_Task instructions:_
Present every line in which the string "time" appears.

── Input records

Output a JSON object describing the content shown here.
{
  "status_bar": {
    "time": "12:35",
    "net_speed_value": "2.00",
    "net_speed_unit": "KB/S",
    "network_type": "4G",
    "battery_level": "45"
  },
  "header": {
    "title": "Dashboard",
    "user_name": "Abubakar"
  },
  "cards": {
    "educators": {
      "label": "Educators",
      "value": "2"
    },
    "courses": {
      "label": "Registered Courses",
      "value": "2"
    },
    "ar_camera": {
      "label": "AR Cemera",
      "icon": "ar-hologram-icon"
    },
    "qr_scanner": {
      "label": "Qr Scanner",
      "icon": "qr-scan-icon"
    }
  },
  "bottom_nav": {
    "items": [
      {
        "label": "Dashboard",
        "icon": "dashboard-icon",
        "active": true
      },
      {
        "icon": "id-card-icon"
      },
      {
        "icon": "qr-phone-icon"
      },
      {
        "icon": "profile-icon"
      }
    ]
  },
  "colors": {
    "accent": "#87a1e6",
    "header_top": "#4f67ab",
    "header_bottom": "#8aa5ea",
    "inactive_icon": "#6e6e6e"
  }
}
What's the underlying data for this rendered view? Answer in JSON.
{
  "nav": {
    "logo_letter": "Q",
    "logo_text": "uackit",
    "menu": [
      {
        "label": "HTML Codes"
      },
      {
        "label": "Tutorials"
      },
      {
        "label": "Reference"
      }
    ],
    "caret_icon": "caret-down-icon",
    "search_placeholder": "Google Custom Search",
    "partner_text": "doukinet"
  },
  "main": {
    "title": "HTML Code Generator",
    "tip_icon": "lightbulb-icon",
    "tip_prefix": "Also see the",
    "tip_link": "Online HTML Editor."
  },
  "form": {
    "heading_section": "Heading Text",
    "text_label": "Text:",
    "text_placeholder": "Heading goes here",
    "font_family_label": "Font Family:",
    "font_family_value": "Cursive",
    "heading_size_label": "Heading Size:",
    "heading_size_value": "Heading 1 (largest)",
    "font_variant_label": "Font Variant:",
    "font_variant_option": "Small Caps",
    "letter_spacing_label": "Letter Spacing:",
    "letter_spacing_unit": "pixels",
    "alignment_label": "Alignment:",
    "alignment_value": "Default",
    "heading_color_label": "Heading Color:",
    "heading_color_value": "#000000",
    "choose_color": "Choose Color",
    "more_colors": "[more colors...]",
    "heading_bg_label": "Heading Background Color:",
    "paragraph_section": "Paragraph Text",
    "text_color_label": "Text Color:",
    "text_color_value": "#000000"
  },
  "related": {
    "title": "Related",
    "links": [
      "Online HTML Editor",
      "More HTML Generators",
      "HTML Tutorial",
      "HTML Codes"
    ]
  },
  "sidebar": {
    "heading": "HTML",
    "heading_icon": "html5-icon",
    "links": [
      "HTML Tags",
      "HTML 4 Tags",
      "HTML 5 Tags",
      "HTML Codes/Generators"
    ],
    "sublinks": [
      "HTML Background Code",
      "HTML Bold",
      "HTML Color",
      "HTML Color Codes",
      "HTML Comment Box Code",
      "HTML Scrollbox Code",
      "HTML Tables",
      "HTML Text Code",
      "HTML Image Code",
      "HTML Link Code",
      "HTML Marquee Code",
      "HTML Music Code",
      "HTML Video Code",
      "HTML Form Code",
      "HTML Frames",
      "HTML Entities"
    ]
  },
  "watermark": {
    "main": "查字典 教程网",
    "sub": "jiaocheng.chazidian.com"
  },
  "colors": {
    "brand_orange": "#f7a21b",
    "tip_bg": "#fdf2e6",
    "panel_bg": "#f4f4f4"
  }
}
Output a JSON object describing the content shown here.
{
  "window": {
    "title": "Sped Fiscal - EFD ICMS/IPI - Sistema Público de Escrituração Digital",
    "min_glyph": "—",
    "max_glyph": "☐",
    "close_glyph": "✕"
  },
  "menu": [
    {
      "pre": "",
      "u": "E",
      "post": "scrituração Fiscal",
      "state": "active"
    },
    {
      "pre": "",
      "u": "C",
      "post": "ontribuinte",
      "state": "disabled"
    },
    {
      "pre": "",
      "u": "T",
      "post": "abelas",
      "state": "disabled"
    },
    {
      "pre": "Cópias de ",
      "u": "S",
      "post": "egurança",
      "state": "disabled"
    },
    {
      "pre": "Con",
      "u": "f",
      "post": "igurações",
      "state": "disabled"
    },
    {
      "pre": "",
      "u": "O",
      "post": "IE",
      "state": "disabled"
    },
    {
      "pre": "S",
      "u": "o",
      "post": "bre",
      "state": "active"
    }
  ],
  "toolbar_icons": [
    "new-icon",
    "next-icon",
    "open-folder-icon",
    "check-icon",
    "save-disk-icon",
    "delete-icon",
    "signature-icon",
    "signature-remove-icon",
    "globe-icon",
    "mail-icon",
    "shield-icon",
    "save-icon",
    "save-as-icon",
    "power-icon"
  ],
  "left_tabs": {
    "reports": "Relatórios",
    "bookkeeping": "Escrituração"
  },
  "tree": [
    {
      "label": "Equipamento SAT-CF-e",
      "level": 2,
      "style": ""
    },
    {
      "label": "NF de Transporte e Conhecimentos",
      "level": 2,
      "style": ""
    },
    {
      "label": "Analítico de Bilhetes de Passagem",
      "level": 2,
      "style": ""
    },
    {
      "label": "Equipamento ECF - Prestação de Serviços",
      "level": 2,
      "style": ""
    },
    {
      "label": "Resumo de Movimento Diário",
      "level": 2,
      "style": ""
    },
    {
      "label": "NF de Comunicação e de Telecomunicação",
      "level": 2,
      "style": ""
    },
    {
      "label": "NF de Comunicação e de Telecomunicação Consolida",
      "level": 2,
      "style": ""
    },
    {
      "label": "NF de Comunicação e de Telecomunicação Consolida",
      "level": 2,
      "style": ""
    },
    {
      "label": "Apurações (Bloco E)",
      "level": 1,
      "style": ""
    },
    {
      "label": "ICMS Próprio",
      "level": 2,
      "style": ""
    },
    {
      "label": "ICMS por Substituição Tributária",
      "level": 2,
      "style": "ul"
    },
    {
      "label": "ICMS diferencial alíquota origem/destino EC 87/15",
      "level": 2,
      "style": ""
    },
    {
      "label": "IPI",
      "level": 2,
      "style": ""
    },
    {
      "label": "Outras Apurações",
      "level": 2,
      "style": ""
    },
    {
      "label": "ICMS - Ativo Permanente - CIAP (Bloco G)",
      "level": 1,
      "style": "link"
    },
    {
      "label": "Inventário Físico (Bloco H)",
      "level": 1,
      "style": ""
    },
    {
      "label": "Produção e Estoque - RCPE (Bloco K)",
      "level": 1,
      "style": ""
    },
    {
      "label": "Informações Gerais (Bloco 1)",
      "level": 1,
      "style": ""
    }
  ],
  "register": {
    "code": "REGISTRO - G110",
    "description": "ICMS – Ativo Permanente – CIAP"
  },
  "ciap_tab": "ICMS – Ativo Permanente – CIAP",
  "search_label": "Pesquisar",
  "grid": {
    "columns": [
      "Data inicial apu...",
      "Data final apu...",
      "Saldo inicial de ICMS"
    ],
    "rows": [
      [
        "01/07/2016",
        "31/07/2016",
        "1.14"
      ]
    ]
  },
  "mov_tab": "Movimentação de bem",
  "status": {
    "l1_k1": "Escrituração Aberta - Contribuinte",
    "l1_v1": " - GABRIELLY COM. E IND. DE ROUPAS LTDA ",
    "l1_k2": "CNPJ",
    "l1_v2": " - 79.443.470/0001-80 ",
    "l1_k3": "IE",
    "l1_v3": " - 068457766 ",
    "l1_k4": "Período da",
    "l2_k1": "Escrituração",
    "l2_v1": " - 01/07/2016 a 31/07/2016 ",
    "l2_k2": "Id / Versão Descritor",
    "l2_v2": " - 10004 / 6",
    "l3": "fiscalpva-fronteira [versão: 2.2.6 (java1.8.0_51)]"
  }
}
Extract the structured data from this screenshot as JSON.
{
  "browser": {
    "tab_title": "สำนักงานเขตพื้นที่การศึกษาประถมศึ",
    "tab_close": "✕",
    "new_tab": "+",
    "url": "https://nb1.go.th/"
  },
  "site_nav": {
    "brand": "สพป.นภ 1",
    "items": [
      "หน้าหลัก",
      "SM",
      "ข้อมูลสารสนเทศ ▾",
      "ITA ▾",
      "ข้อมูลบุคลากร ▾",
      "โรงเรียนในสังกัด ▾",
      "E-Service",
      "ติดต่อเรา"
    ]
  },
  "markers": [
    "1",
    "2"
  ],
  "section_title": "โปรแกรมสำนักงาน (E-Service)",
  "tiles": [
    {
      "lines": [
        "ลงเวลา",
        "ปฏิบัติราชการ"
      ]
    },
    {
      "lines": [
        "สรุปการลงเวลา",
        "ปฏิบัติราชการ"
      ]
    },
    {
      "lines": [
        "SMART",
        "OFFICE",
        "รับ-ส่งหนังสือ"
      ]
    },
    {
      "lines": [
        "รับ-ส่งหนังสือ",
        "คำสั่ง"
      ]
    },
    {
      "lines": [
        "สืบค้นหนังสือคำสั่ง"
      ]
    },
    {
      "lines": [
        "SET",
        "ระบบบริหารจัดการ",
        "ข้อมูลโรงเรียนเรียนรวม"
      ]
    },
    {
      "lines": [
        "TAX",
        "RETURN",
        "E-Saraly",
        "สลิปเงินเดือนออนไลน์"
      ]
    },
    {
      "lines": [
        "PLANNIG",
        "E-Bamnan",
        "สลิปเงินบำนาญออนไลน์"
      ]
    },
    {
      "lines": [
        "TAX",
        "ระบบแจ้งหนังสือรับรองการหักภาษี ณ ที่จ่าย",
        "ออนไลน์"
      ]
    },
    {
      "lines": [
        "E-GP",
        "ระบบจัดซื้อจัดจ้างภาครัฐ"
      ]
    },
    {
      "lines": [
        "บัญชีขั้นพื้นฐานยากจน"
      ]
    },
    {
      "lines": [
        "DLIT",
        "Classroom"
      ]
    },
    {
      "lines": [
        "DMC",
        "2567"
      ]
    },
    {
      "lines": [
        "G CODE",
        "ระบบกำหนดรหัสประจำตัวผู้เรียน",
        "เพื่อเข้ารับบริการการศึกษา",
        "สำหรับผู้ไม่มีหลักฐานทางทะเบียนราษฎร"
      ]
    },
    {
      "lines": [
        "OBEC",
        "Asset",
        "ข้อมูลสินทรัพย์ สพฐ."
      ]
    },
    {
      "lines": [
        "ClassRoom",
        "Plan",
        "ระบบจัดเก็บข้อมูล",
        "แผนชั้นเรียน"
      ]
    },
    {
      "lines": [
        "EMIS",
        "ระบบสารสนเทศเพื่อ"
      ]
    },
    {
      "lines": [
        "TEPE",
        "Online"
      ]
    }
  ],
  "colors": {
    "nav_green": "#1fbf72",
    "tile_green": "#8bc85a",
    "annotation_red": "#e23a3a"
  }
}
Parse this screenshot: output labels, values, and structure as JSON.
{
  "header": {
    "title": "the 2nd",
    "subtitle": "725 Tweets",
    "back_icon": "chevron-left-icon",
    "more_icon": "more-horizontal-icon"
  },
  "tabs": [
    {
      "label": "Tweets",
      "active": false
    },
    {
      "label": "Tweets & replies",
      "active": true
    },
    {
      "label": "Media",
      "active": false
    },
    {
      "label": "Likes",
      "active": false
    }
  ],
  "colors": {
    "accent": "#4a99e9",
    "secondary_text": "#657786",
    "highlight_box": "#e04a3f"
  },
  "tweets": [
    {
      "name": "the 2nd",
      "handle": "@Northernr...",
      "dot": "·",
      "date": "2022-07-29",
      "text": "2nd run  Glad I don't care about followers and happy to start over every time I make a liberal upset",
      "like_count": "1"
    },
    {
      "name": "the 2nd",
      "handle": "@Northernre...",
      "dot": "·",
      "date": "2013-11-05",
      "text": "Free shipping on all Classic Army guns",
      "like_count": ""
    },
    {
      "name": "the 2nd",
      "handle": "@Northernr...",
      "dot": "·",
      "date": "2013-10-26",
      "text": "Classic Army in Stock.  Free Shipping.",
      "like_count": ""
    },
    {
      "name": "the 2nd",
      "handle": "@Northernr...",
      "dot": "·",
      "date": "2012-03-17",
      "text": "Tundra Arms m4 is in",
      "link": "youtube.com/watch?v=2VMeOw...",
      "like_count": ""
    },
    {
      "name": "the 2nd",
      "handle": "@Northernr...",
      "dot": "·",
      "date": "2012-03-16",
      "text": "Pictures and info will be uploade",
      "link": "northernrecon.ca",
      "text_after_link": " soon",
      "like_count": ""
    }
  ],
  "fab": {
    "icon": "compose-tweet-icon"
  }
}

────

_Response to this task:_
    "time": "12:35",
      "text": "2nd run  Glad I don't care about followers and happy to start over every time I make a liberal upset",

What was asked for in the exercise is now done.